Goal: Return the material word for word. Do not include pictures.

Entries provided:
┏━━

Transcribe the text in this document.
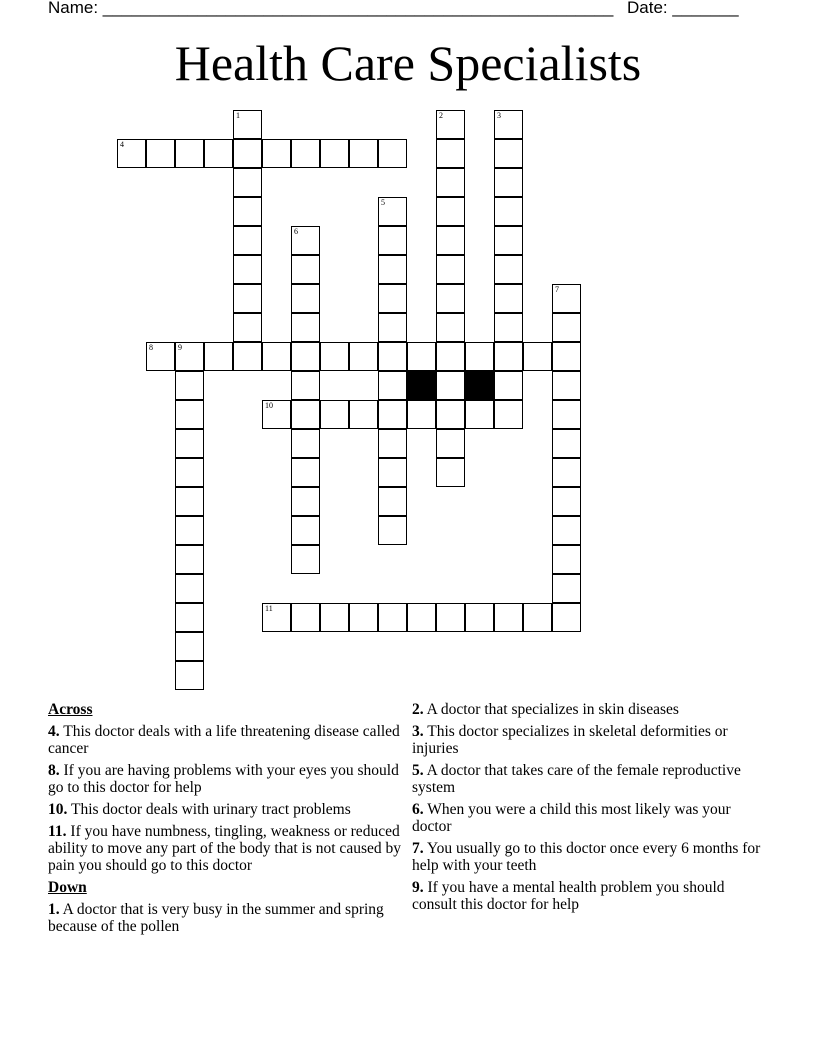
Name: ______________________________________________________ Date: _______
Health Care Specialists
1	2	3
4
5
6
7
8	9
10
11
Across
4. This doctor deals with a life threatening disease called cancer
8. If you are having problems with your eyes you should go to this doctor for help
10. This doctor deals with urinary tract problems
11. If you have numbness, tingling, weakness or reduced ability to move any part of the body that is not caused by pain you should go to this doctor
Down
1. A doctor that is very busy in the summer and spring because of the pollen
2. A doctor that specializes in skin diseases
3. This doctor specializes in skeletal deformities or injuries
5. A doctor that takes care of the female reproductive system
6. When you were a child this most likely was your doctor
7. You usually go to this doctor once every 6 months for help with your teeth
9. If you have a mental health problem you should consult this doctor for help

┗━━

The result:
Transcribe the text in this document.
Name: ______________________________________________________ Date: _______
Health Care Specialists
1	2	3
4
5
6
7
8	9
10
11
Across
4. This doctor deals with a life threatening disease called cancer
8. If you are having problems with your eyes you should go to this doctor for help
10. This doctor deals with urinary tract problems
11. If you have numbness, tingling, weakness or reduced ability to move any part of the body that is not caused by pain you should go to this doctor
Down
1. A doctor that is very busy in the summer and spring because of the pollen
2. A doctor that specializes in skin diseases
3. This doctor specializes in skeletal deformities or injuries
5. A doctor that takes care of the female reproductive system
6. When you were a child this most likely was your doctor
7. You usually go to this doctor once every 6 months for help with your teeth
9. If you have a mental health problem you should consult this doctor for help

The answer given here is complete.